— START Rows —
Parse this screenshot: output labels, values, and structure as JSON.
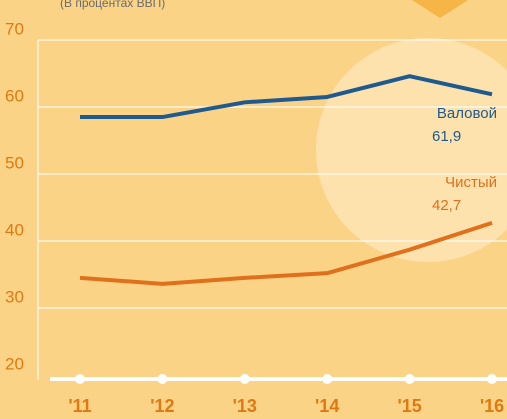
{
  "chart_data": {
    "type": "line",
    "subtitle": "(В процентах ВВП)",
    "categories": [
      "'11",
      "'12",
      "'13",
      "'14",
      "'15",
      "'16"
    ],
    "series": [
      {
        "name": "Валовой",
        "color": "#1f5a8e",
        "values": [
          58.5,
          58.5,
          60.7,
          61.5,
          64.6,
          61.9
        ],
        "value_labels": [
          null,
          null,
          null,
          null,
          null,
          "61,9"
        ]
      },
      {
        "name": "Чистый",
        "color": "#e0701c",
        "values": [
          34.5,
          33.6,
          34.5,
          35.2,
          38.7,
          42.7
        ],
        "value_labels": [
          null,
          null,
          null,
          null,
          null,
          "42,7"
        ]
      }
    ],
    "ylim": [
      20,
      70
    ],
    "yticks": [
      20,
      30,
      40,
      50,
      60,
      70
    ],
    "grid": true
  }
}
— END Rows —
### Problem to solve
Reproduce the records verbatim, omitting all images they contain.

### Exercise solution
Parse this screenshot: output labels, values, and structure as JSON.
{
  "chart_data": {
    "type": "line",
    "subtitle": "(В процентах ВВП)",
    "categories": [
      "'11",
      "'12",
      "'13",
      "'14",
      "'15",
      "'16"
    ],
    "series": [
      {
        "name": "Валовой",
        "color": "#1f5a8e",
        "values": [
          58.5,
          58.5,
          60.7,
          61.5,
          64.6,
          61.9
        ],
        "value_labels": [
          null,
          null,
          null,
          null,
          null,
          "61,9"
        ]
      },
      {
        "name": "Чистый",
        "color": "#e0701c",
        "values": [
          34.5,
          33.6,
          34.5,
          35.2,
          38.7,
          42.7
        ],
        "value_labels": [
          null,
          null,
          null,
          null,
          null,
          "42,7"
        ]
      }
    ],
    "ylim": [
      20,
      70
    ],
    "yticks": [
      20,
      30,
      40,
      50,
      60,
      70
    ],
    "grid": true
  }
}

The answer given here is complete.